STORED RECORDS.
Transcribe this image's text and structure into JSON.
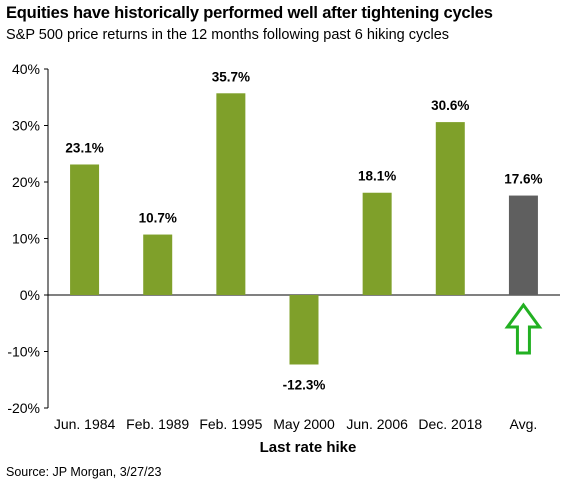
{
  "header": {
    "title": "Equities have historically performed well after tightening cycles",
    "subtitle": "S&P 500 price returns in the 12 months following past 6 hiking cycles"
  },
  "footer": {
    "source": "Source: JP Morgan, 3/27/23"
  },
  "colors": {
    "bar": "#7FA02A",
    "avg_bar": "#5F5F5F",
    "arrow": "#22B022",
    "axis": "#000000"
  },
  "chart_data": {
    "type": "bar",
    "title": "Equities have historically performed well after tightening cycles",
    "subtitle": "S&P 500 price returns in the 12 months following past 6 hiking cycles",
    "xlabel": "Last rate hike",
    "ylabel": "",
    "categories": [
      "Jun. 1984",
      "Feb. 1989",
      "Feb. 1995",
      "May 2000",
      "Jun. 2006",
      "Dec. 2018",
      "Avg."
    ],
    "values": [
      23.1,
      10.7,
      35.7,
      -12.3,
      18.1,
      30.6,
      17.6
    ],
    "data_labels": [
      "23.1%",
      "10.7%",
      "35.7%",
      "-12.3%",
      "18.1%",
      "30.6%",
      "17.6%"
    ],
    "ylim": [
      -20,
      40
    ],
    "yticks": [
      -20,
      -10,
      0,
      10,
      20,
      30,
      40
    ],
    "ytick_labels": [
      "-20%",
      "-10%",
      "0%",
      "10%",
      "20%",
      "30%",
      "40%"
    ],
    "highlight": {
      "category": "Avg.",
      "icon": "up-arrow-icon"
    },
    "grid": false,
    "legend": "none"
  }
}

WHAT IS EXPECTED.
Make a word-for-word copy of the entries, without any pictures.

EXPECTED ANSWER.
Transcribe this image's text and structure into JSON.
{
  "header": {
    "title": "Equities have historically performed well after tightening cycles",
    "subtitle": "S&P 500 price returns in the 12 months following past 6 hiking cycles"
  },
  "footer": {
    "source": "Source: JP Morgan, 3/27/23"
  },
  "colors": {
    "bar": "#7FA02A",
    "avg_bar": "#5F5F5F",
    "arrow": "#22B022",
    "axis": "#000000"
  },
  "chart_data": {
    "type": "bar",
    "title": "Equities have historically performed well after tightening cycles",
    "subtitle": "S&P 500 price returns in the 12 months following past 6 hiking cycles",
    "xlabel": "Last rate hike",
    "ylabel": "",
    "categories": [
      "Jun. 1984",
      "Feb. 1989",
      "Feb. 1995",
      "May 2000",
      "Jun. 2006",
      "Dec. 2018",
      "Avg."
    ],
    "values": [
      23.1,
      10.7,
      35.7,
      -12.3,
      18.1,
      30.6,
      17.6
    ],
    "data_labels": [
      "23.1%",
      "10.7%",
      "35.7%",
      "-12.3%",
      "18.1%",
      "30.6%",
      "17.6%"
    ],
    "ylim": [
      -20,
      40
    ],
    "yticks": [
      -20,
      -10,
      0,
      10,
      20,
      30,
      40
    ],
    "ytick_labels": [
      "-20%",
      "-10%",
      "0%",
      "10%",
      "20%",
      "30%",
      "40%"
    ],
    "highlight": {
      "category": "Avg.",
      "icon": "up-arrow-icon"
    },
    "grid": false,
    "legend": "none"
  }
}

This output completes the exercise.